> **Request**
Give the number of lines containing "migrant" in this listing, with no other words.

##### Exercise material

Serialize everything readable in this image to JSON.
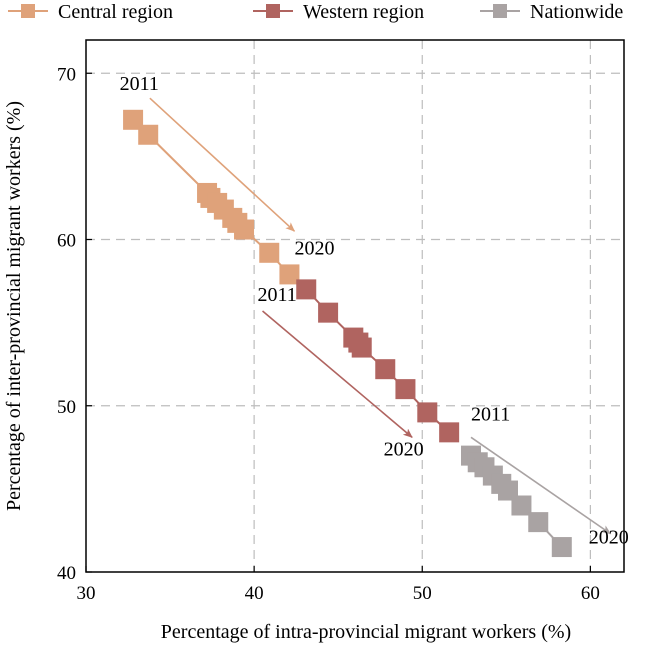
{
  "chart_data": {
    "type": "scatter",
    "title": "",
    "xlabel": "Percentage of intra-provincial migrant workers (%)",
    "ylabel": "Percentage of inter-provincial migrant workers (%)",
    "xlim": [
      30,
      62
    ],
    "ylim": [
      40,
      72
    ],
    "xticks": [
      30,
      40,
      50,
      60
    ],
    "yticks": [
      40,
      50,
      60,
      70
    ],
    "grid": "dashed",
    "legend_position": "top",
    "series": [
      {
        "name": "Central region",
        "color": "#dfa27a",
        "points": [
          {
            "x": 32.8,
            "y": 67.2
          },
          {
            "x": 33.7,
            "y": 66.3
          },
          {
            "x": 37.2,
            "y": 62.8
          },
          {
            "x": 37.4,
            "y": 62.5
          },
          {
            "x": 37.8,
            "y": 62.2
          },
          {
            "x": 38.2,
            "y": 61.8
          },
          {
            "x": 38.7,
            "y": 61.3
          },
          {
            "x": 39.0,
            "y": 61.0
          },
          {
            "x": 39.4,
            "y": 60.6
          },
          {
            "x": 40.9,
            "y": 59.2
          },
          {
            "x": 42.1,
            "y": 57.9
          }
        ]
      },
      {
        "name": "Western region",
        "color": "#b06460",
        "points": [
          {
            "x": 43.1,
            "y": 57.0
          },
          {
            "x": 44.4,
            "y": 55.6
          },
          {
            "x": 45.9,
            "y": 54.1
          },
          {
            "x": 46.2,
            "y": 53.8
          },
          {
            "x": 46.4,
            "y": 53.5
          },
          {
            "x": 47.8,
            "y": 52.2
          },
          {
            "x": 49.0,
            "y": 51.0
          },
          {
            "x": 50.3,
            "y": 49.6
          },
          {
            "x": 51.6,
            "y": 48.4
          }
        ]
      },
      {
        "name": "Nationwide",
        "color": "#a9a3a3",
        "points": [
          {
            "x": 52.9,
            "y": 47.0
          },
          {
            "x": 53.3,
            "y": 46.6
          },
          {
            "x": 53.7,
            "y": 46.3
          },
          {
            "x": 54.2,
            "y": 45.8
          },
          {
            "x": 54.7,
            "y": 45.3
          },
          {
            "x": 55.1,
            "y": 44.9
          },
          {
            "x": 55.9,
            "y": 44.0
          },
          {
            "x": 56.9,
            "y": 43.0
          },
          {
            "x": 58.3,
            "y": 41.5
          }
        ]
      }
    ],
    "annotations": [
      {
        "from_text": "2011",
        "to_text": "2020",
        "color": "#dfa27a",
        "from": {
          "x": 33.8,
          "y": 68.5
        },
        "to": {
          "x": 42.4,
          "y": 60.5
        },
        "from_label": {
          "x": 32.0,
          "y": 69.0
        },
        "to_label": {
          "x": 42.4,
          "y": 59.1
        }
      },
      {
        "from_text": "2011",
        "to_text": "2020",
        "color": "#b06460",
        "from": {
          "x": 40.5,
          "y": 55.7
        },
        "to": {
          "x": 49.4,
          "y": 48.1
        },
        "from_label": {
          "x": 40.2,
          "y": 56.3
        },
        "to_label": {
          "x": 47.7,
          "y": 47.0
        }
      },
      {
        "from_text": "2011",
        "to_text": "2020",
        "color": "#a9a3a3",
        "from": {
          "x": 52.9,
          "y": 48.1
        },
        "to": {
          "x": 61.2,
          "y": 42.3
        },
        "from_label": {
          "x": 52.9,
          "y": 49.1
        },
        "to_label": {
          "x": 59.9,
          "y": 41.7
        }
      }
    ]
  }
}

##########

> **Result of this exercise**
2